Aim =
Please say how many lines of the listing hold "Nærværende", with no other words in the answer.

** Start of Material for this exercise **

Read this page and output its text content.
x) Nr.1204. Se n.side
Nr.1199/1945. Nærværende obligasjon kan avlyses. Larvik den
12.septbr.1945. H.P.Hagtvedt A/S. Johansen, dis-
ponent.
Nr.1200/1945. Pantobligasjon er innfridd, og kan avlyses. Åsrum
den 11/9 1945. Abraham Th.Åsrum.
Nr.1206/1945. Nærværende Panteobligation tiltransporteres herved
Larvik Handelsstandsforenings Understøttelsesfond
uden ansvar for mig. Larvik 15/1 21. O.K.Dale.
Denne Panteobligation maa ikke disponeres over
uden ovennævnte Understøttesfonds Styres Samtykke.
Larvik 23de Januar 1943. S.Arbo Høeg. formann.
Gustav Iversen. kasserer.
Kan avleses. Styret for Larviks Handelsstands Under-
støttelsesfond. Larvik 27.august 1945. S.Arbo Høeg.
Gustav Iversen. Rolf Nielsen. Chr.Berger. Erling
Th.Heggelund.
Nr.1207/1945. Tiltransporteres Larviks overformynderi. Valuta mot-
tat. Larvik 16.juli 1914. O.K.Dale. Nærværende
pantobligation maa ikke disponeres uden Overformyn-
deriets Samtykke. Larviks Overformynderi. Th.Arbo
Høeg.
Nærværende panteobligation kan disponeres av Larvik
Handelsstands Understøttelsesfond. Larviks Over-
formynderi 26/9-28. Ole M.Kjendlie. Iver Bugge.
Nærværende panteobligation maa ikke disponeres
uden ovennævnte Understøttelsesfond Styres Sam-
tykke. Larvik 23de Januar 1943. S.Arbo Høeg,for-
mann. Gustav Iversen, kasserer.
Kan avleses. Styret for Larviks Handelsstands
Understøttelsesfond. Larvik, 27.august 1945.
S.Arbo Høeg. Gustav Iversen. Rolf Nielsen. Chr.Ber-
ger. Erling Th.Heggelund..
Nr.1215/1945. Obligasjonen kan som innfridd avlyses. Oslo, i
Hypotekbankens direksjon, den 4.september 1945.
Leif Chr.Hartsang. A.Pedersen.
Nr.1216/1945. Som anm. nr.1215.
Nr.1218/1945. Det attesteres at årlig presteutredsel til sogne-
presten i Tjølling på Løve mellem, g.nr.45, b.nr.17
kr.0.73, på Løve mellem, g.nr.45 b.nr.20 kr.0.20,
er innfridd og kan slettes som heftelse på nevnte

** End of Material for this exercise **

Correct answer =
5